WHAT YOU WILL DO →
Write out each line exactly as it stands, please.

DATASET EXCERPTS →
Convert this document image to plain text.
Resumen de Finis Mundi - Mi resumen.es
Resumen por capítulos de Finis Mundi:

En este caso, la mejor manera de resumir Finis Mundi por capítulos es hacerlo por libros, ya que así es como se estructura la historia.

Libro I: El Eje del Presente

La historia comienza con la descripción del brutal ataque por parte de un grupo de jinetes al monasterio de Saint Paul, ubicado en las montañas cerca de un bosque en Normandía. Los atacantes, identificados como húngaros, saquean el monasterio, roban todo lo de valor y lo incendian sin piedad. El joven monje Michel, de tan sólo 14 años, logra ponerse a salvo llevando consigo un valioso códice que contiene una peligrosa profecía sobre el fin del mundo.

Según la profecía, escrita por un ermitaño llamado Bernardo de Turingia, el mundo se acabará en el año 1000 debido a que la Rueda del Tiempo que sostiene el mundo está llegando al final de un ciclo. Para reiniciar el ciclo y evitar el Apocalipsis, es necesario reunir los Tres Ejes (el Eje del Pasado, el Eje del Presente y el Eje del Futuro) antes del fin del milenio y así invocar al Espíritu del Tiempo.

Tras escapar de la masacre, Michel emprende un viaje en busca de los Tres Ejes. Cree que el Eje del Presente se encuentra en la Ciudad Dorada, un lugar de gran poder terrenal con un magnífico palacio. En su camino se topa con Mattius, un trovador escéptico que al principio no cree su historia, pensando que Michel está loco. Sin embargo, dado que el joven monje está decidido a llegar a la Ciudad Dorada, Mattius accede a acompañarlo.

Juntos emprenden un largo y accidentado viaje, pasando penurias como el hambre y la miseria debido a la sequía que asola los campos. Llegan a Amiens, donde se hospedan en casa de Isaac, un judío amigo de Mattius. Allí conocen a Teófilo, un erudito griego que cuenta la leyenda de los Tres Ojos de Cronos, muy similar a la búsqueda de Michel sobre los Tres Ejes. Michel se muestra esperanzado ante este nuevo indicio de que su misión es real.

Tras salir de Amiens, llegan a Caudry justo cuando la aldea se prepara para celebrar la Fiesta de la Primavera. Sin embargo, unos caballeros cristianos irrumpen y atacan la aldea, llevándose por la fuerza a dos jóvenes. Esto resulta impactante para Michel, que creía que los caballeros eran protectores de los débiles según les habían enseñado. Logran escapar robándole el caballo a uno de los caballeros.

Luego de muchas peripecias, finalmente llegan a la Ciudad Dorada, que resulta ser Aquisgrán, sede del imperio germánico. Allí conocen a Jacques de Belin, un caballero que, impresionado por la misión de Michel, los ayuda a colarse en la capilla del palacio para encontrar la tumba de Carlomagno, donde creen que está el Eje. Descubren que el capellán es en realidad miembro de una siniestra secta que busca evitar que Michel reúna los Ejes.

RESPONSE TO THIS TASK →
Convert this document image to plain text.
Resumen de Finis Mundi - Mi resumen.es
Resumen por capítulos de Finis Mundi:

En este caso, la mejor manera de resumir Finis Mundi por capítulos es hacerlo por libros, ya que así es como se estructura la historia.

Libro I: El Eje del Presente

La historia comienza con la descripción del brutal ataque por parte de un grupo de jinetes al monasterio de Saint Paul, ubicado en las montañas cerca de un bosque en Normandía. Los atacantes, identificados como húngaros, saquean el monasterio, roban todo lo de valor y lo incendian sin piedad. El joven monje Michel, de tan sólo 14 años, logra ponerse a salvo llevando consigo un valioso códice que contiene una peligrosa profecía sobre el fin del mundo.

Según la profecía, escrita por un ermitaño llamado Bernardo de Turingia, el mundo se acabará en el año 1000 debido a que la Rueda del Tiempo que sostiene el mundo está llegando al final de un ciclo. Para reiniciar el ciclo y evitar el Apocalipsis, es necesario reunir los Tres Ejes (el Eje del Pasado, el Eje del Presente y el Eje del Futuro) antes del fin del milenio y así invocar al Espíritu del Tiempo.

Tras escapar de la masacre, Michel emprende un viaje en busca de los Tres Ejes. Cree que el Eje del Presente se encuentra en la Ciudad Dorada, un lugar de gran poder terrenal con un magnífico palacio. En su camino se topa con Mattius, un trovador escéptico que al principio no cree su historia, pensando que Michel está loco. Sin embargo, dado que el joven monje está decidido a llegar a la Ciudad Dorada, Mattius accede a acompañarlo.

Juntos emprenden un largo y accidentado viaje, pasando penurias como el hambre y la miseria debido a la sequía que asola los campos. Llegan a Amiens, donde se hospedan en casa de Isaac, un judío amigo de Mattius. Allí conocen a Teófilo, un erudito griego que cuenta la leyenda de los Tres Ojos de Cronos, muy similar a la búsqueda de Michel sobre los Tres Ejes. Michel se muestra esperanzado ante este nuevo indicio de que su misión es real.

Tras salir de Amiens, llegan a Caudry justo cuando la aldea se prepara para celebrar la Fiesta de la Primavera. Sin embargo, unos caballeros cristianos irrumpen y atacan la aldea, llevándose por la fuerza a dos jóvenes. Esto resulta impactante para Michel, que creía que los caballeros eran protectores de los débiles según les habían enseñado. Logran escapar robándole el caballo a uno de los caballeros.

Luego de muchas peripecias, finalmente llegan a la Ciudad Dorada, que resulta ser Aquisgrán, sede del imperio germánico. Allí conocen a Jacques de Belin, un caballero que, impresionado por la misión de Michel, los ayuda a colarse en la capilla del palacio para encontrar la tumba de Carlomagno, donde creen que está el Eje. Descubren que el capellán es en realidad miembro de una siniestra secta que busca evitar que Michel reúna los Ejes.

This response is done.